● Exercise description: Count the lines in the data below where the string "الأول" occurs, please, and give the number alone.

- - -

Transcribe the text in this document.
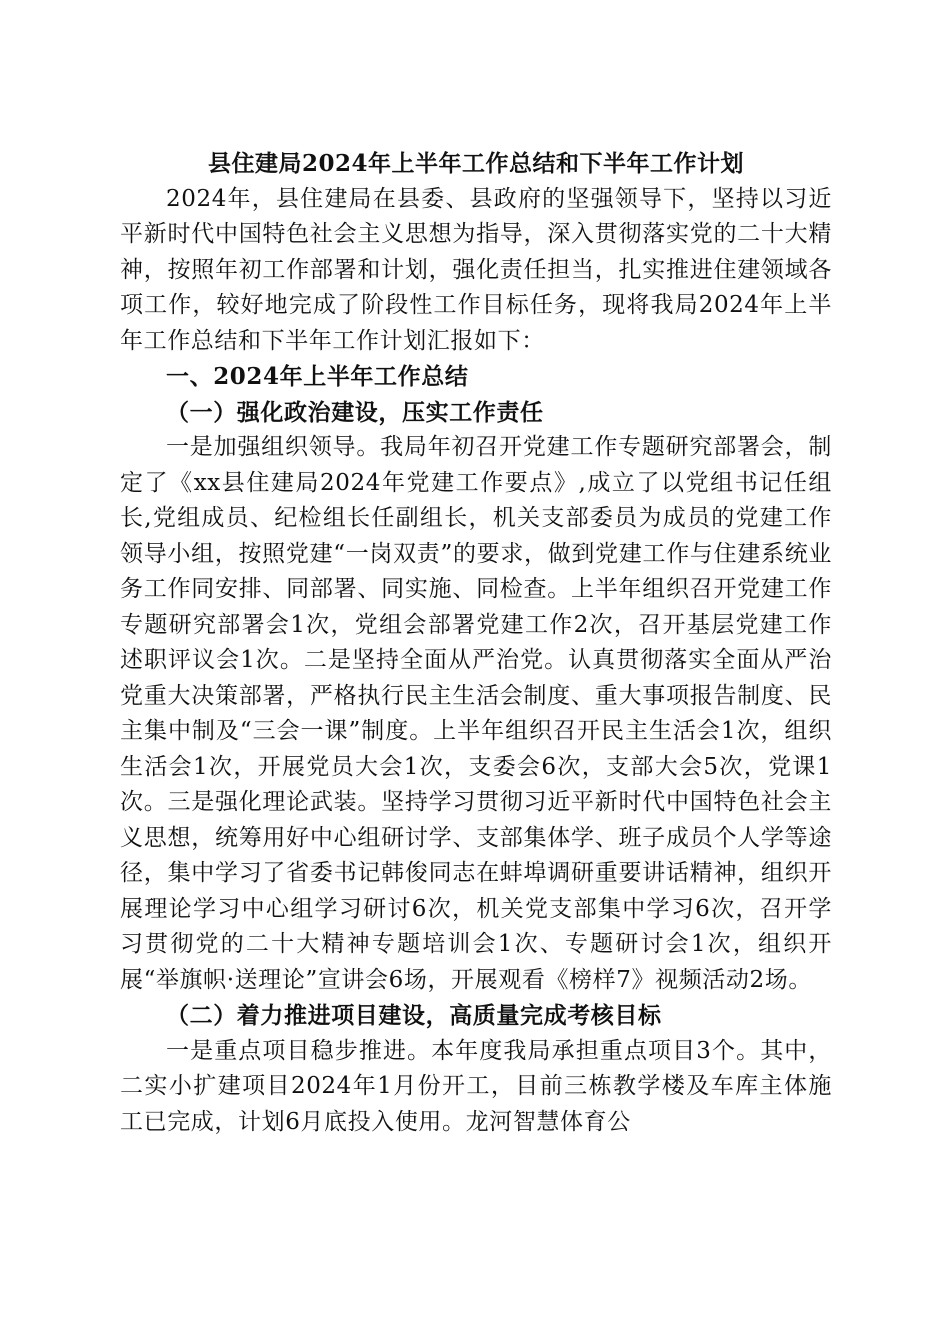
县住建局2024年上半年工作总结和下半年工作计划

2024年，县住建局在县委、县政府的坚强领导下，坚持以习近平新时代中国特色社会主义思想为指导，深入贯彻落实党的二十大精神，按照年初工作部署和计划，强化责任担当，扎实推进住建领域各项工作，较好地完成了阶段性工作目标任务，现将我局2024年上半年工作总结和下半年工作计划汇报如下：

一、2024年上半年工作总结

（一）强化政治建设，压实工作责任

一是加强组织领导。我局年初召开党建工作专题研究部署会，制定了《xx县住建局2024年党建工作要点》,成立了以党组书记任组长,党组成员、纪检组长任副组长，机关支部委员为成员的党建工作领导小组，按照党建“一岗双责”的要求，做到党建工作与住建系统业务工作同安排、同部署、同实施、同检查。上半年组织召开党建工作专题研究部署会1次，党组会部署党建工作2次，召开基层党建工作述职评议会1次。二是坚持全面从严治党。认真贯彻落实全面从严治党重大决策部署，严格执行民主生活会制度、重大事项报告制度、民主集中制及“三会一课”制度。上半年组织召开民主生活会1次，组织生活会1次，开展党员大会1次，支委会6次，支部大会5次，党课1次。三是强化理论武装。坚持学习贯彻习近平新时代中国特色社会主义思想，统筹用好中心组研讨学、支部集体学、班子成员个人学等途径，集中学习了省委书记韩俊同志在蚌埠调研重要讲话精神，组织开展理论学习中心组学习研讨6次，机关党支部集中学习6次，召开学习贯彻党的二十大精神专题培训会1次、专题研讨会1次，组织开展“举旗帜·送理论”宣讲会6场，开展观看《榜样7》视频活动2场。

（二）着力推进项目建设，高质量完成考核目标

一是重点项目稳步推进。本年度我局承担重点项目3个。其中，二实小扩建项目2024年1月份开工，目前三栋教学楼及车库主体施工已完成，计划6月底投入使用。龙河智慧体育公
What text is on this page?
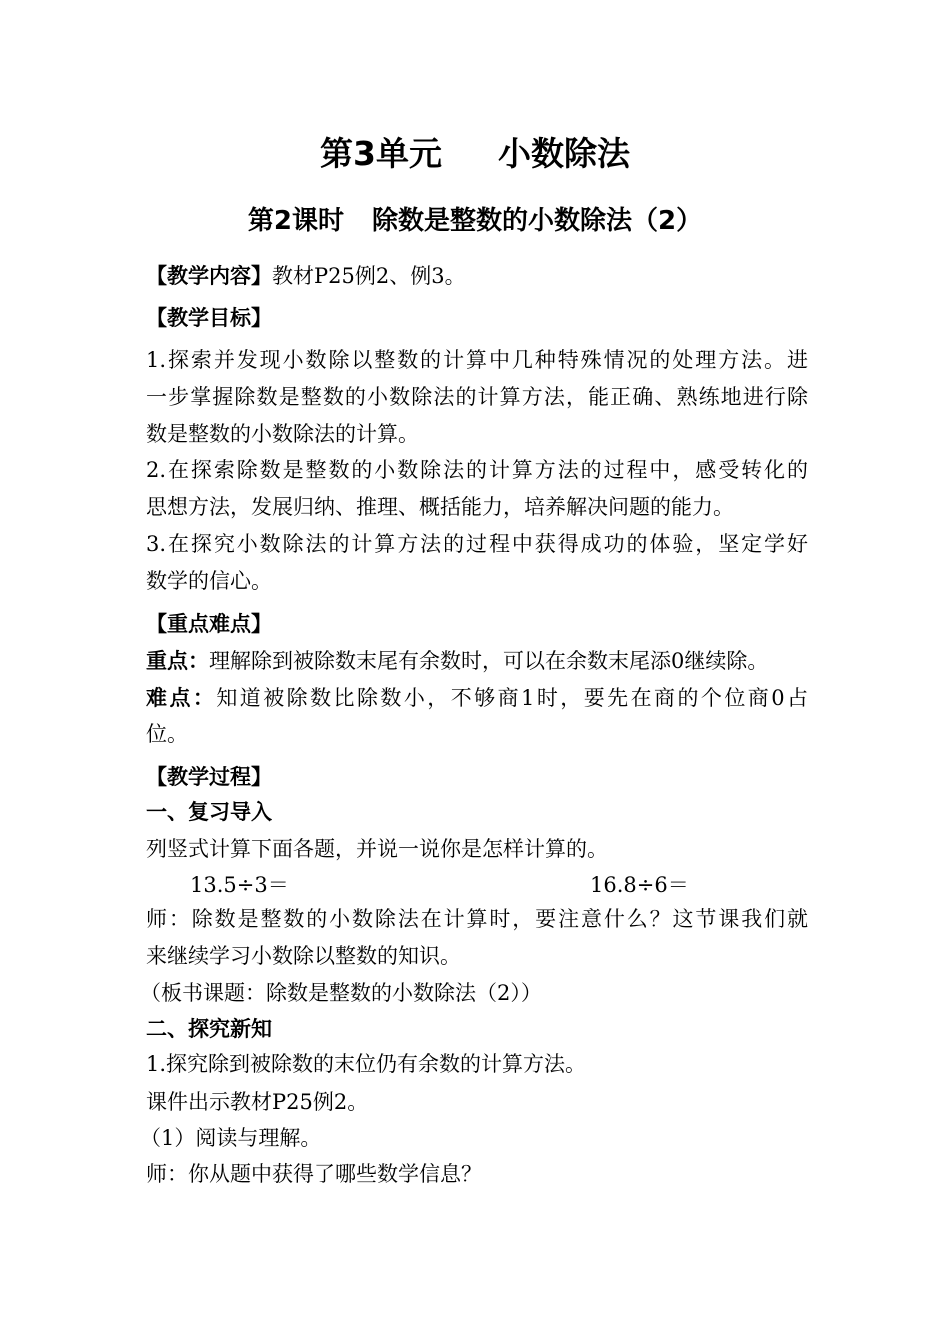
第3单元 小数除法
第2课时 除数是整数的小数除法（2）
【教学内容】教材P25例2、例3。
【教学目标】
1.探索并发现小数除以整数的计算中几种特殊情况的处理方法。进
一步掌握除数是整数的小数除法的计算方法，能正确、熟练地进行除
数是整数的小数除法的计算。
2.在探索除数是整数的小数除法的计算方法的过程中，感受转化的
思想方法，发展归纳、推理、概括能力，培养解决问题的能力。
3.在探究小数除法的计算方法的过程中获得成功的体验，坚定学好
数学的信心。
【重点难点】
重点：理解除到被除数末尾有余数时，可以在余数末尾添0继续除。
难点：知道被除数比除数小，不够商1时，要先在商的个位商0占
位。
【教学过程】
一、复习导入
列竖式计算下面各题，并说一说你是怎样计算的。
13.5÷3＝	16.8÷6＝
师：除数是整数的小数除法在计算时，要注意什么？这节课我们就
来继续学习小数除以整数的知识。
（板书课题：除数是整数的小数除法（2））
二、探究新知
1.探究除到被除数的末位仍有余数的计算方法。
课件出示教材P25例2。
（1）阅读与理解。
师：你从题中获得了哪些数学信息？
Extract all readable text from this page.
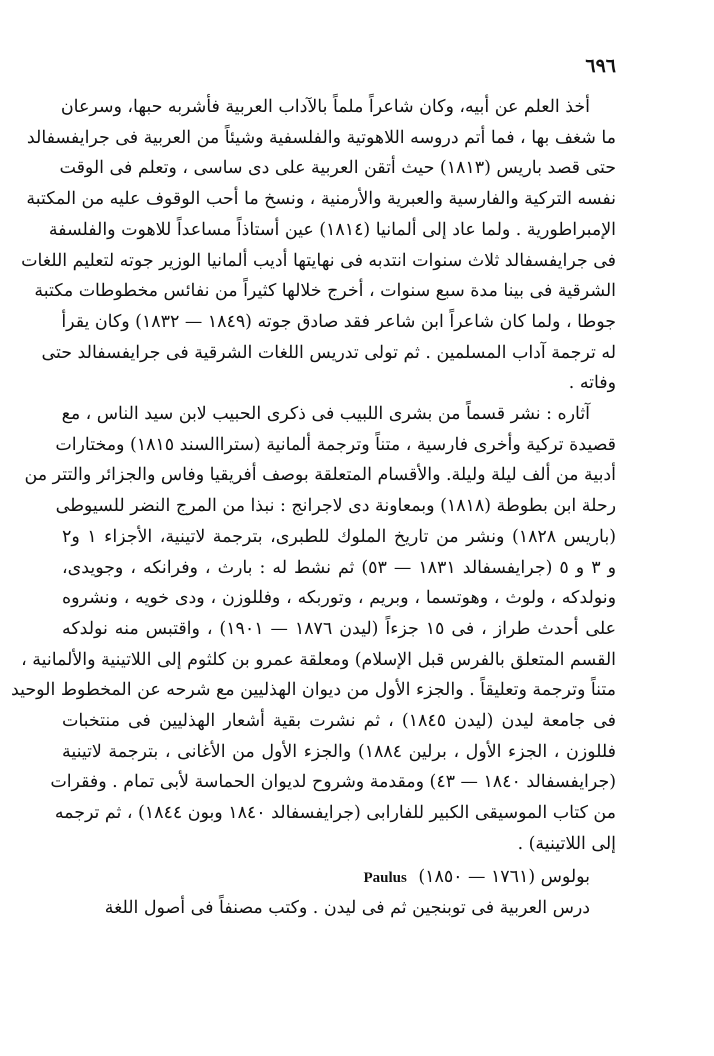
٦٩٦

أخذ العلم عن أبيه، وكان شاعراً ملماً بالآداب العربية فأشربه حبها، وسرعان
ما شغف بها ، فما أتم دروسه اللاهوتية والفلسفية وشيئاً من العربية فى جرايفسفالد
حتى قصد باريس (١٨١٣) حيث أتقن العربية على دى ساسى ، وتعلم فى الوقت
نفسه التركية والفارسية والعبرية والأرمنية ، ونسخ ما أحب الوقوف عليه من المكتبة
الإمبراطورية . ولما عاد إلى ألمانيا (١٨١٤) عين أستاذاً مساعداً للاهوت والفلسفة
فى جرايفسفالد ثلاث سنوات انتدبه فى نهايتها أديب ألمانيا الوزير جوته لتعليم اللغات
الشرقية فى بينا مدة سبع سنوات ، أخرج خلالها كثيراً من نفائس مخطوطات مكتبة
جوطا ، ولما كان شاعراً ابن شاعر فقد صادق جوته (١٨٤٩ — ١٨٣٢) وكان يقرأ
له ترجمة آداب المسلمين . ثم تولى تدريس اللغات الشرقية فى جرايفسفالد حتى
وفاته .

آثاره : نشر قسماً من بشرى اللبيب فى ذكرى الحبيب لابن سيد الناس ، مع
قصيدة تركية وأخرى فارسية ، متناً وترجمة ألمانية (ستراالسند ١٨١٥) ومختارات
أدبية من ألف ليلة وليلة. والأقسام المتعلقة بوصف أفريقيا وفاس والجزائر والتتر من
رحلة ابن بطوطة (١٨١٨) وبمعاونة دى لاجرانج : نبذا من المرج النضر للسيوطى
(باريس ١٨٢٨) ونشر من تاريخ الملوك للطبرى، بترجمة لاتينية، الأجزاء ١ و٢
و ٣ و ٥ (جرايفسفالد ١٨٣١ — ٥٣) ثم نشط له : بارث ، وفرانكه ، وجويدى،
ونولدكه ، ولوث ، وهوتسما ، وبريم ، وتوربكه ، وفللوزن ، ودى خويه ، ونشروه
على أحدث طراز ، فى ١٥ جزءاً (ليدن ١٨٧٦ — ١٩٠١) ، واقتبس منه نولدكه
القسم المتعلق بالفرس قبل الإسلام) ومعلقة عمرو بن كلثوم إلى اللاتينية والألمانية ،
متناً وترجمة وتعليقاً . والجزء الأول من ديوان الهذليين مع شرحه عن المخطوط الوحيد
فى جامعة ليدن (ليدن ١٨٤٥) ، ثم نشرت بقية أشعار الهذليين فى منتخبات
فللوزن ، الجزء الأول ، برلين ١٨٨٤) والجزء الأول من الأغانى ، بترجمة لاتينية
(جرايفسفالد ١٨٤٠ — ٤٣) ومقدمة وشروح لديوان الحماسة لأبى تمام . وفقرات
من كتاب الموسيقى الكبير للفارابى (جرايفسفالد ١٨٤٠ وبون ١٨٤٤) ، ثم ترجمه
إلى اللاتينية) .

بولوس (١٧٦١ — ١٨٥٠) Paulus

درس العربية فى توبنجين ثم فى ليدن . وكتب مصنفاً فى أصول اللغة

- - -

● Result of this task: 2